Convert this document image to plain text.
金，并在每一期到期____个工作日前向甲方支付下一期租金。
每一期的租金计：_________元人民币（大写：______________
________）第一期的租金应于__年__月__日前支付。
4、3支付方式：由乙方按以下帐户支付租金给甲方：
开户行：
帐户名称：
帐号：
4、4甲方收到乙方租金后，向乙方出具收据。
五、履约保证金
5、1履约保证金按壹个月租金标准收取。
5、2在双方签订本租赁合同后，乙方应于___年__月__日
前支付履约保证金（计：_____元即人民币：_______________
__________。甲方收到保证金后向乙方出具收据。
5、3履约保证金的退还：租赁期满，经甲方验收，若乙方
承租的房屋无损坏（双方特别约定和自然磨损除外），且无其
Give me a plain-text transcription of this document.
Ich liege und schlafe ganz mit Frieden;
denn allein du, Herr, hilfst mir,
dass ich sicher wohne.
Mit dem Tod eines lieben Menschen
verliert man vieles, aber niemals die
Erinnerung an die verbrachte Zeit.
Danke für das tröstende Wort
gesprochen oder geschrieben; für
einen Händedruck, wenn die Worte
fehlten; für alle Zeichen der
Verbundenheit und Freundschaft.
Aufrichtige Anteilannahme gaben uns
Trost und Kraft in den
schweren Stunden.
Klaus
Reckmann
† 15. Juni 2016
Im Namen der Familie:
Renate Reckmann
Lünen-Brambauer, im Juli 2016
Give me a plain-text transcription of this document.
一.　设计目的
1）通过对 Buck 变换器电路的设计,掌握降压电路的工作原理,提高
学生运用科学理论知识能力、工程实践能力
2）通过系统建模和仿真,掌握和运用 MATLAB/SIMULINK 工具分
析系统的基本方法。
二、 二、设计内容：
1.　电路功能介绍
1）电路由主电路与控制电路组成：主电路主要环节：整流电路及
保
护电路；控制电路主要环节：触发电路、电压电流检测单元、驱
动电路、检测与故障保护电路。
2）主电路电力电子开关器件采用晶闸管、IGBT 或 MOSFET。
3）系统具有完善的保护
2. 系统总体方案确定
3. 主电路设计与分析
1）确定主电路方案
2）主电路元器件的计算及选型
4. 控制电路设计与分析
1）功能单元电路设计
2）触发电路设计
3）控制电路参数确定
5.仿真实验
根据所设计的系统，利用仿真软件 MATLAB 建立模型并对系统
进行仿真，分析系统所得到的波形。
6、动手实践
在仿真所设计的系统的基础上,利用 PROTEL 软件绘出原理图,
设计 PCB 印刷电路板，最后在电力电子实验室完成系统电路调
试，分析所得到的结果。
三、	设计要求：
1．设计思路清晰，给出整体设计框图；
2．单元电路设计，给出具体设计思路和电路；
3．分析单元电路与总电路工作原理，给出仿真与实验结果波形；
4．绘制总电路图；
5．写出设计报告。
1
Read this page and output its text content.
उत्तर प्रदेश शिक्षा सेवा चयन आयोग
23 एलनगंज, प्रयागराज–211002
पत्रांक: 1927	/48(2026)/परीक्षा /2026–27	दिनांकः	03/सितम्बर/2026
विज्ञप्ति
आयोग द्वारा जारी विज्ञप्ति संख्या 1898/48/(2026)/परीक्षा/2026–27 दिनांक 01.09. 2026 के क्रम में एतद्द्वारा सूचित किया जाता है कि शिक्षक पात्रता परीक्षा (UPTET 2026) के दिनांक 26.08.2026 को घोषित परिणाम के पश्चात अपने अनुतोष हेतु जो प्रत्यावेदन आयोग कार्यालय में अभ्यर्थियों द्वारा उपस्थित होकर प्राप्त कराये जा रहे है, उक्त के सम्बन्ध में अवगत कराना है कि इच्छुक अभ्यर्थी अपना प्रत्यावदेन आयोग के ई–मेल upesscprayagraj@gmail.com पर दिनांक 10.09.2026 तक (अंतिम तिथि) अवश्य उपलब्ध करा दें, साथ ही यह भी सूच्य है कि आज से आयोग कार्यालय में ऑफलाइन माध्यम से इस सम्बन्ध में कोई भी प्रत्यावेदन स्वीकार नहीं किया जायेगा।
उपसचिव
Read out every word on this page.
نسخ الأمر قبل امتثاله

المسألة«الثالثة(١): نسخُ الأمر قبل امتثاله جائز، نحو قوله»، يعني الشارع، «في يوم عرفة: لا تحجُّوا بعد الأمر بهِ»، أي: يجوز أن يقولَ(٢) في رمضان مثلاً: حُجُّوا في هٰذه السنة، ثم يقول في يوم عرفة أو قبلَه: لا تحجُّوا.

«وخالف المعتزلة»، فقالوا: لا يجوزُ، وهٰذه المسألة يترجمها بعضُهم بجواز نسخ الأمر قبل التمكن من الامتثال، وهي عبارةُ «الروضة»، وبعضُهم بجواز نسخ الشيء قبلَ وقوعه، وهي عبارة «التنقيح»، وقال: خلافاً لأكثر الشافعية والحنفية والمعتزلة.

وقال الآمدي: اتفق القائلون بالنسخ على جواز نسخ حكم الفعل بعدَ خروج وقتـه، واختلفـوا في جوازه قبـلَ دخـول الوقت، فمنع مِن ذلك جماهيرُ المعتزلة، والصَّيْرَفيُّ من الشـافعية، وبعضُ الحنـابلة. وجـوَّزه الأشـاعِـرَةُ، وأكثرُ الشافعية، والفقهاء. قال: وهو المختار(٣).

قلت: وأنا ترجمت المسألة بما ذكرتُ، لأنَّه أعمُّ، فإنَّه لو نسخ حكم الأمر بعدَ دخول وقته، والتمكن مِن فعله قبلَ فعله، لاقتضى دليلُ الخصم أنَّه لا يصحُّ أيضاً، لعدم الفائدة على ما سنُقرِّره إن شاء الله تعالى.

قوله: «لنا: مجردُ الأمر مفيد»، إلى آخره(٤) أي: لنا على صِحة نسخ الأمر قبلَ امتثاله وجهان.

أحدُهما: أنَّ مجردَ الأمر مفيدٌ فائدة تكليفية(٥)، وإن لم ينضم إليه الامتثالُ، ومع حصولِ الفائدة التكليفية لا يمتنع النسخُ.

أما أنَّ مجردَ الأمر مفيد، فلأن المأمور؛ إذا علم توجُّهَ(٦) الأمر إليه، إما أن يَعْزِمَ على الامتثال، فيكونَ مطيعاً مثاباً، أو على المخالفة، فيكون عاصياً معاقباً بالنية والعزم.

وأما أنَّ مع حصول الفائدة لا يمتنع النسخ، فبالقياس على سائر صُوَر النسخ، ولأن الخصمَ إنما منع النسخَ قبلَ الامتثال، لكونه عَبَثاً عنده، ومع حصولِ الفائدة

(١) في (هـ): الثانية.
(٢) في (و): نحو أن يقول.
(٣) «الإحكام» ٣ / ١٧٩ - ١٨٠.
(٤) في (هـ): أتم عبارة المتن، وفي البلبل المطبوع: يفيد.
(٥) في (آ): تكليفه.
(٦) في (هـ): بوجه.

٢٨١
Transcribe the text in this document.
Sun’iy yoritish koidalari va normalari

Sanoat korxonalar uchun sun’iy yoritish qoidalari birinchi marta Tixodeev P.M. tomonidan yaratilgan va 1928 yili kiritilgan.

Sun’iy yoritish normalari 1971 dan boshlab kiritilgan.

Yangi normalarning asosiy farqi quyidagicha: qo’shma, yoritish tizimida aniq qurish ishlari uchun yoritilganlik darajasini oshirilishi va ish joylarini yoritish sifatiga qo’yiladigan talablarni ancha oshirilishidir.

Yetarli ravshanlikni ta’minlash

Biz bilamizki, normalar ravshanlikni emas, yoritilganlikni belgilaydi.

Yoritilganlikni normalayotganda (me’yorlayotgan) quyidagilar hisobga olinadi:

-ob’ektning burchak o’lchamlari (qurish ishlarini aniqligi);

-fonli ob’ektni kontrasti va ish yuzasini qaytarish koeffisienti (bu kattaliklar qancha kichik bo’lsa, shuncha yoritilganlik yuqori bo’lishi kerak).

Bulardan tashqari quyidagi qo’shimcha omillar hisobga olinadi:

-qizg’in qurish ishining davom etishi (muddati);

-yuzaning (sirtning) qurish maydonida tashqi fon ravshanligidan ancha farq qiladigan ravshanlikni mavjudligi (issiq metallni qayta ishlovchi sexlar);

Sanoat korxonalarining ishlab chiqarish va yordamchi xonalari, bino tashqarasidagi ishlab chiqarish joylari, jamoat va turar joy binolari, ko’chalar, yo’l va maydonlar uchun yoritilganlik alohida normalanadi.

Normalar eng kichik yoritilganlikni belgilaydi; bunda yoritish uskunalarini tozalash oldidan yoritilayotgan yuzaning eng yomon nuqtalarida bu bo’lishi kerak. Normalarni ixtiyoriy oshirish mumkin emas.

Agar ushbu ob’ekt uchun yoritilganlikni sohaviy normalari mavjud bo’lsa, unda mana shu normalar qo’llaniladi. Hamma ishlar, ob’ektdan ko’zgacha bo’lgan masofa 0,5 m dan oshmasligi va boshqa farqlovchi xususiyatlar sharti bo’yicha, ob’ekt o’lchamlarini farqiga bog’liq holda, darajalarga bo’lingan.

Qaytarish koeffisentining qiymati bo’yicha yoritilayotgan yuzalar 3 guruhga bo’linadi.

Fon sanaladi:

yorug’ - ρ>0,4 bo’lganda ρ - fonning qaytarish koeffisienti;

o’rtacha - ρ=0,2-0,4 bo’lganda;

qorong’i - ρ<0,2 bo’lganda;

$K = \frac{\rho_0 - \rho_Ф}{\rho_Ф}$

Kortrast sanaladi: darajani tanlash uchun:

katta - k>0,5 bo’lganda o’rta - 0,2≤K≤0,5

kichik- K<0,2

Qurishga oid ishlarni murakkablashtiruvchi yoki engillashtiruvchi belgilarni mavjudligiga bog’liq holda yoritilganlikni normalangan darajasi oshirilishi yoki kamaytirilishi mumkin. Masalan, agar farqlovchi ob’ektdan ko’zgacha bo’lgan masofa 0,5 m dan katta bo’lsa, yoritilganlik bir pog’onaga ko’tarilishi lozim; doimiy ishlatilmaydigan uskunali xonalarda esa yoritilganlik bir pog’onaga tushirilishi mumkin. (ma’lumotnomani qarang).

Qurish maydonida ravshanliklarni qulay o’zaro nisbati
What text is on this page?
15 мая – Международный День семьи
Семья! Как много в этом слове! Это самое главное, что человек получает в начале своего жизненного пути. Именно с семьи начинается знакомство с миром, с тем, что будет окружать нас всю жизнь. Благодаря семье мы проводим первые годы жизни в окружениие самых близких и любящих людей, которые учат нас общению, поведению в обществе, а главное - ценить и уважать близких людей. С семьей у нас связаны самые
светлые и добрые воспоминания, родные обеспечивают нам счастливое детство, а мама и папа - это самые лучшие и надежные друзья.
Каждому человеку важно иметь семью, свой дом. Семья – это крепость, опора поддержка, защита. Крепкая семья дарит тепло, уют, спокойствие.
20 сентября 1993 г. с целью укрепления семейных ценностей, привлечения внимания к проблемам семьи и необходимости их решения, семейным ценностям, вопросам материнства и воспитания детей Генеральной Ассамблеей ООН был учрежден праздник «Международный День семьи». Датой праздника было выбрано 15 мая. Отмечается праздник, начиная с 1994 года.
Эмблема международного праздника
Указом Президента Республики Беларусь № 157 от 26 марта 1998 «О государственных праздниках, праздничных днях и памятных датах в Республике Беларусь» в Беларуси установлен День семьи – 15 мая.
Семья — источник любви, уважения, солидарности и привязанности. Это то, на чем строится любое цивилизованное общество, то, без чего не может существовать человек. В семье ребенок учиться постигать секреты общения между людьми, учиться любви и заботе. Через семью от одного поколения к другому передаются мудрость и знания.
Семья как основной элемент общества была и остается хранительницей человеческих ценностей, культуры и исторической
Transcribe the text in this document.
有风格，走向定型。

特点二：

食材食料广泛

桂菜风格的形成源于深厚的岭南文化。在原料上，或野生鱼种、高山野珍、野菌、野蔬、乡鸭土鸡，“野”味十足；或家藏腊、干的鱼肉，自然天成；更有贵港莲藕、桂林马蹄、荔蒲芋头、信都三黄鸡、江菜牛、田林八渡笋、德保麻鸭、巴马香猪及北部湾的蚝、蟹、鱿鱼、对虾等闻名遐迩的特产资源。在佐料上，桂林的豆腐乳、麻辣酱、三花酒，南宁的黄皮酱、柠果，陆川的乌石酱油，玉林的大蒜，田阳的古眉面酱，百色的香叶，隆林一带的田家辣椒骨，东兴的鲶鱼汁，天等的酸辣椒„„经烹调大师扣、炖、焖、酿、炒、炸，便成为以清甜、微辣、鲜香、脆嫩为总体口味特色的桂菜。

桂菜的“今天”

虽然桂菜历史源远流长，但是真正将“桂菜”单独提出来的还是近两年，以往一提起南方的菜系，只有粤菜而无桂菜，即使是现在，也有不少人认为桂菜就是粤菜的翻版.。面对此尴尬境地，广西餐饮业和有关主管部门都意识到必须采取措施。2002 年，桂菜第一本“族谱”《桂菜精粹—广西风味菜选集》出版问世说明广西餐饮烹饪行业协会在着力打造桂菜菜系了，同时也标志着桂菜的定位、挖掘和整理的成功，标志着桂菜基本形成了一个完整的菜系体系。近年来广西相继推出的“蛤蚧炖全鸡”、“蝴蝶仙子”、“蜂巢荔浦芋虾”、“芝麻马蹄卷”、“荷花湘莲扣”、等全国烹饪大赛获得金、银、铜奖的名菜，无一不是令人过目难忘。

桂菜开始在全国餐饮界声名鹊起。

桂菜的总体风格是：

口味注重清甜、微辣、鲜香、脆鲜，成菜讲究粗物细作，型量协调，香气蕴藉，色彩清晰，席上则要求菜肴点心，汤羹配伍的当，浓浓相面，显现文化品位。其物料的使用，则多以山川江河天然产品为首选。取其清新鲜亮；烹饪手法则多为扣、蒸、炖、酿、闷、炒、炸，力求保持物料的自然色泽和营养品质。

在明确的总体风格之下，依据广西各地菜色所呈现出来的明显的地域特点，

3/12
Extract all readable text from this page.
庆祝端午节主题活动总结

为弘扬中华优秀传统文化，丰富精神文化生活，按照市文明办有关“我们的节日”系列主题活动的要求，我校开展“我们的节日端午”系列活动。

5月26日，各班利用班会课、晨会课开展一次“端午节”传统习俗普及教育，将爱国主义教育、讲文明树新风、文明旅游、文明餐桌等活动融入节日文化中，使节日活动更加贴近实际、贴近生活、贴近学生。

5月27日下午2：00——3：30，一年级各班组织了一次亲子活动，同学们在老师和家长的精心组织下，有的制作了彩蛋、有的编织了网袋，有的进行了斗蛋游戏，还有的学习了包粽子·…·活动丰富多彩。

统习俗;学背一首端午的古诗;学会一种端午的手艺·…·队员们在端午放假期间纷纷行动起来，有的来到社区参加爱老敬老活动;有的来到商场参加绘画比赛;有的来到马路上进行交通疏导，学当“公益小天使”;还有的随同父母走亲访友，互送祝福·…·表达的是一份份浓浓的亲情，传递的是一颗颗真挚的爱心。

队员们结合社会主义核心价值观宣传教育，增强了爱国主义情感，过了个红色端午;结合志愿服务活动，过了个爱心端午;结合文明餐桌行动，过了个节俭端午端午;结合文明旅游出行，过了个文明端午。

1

## INSTRUCTIONS FOR THE TASK:
Copy every line of the listing that contains the word "maydonida".

## RESPONSE TO THIS EXERCISE:
-yuzaning (sirtning) qurish maydonida tashqi fon ravshanligidan ancha farq qiladigan ravshanlikni mavjudligi (issiq metallni qayta ishlovchi sexlar);
Qurish maydonida ravshanliklarni qulay o’zaro nisbati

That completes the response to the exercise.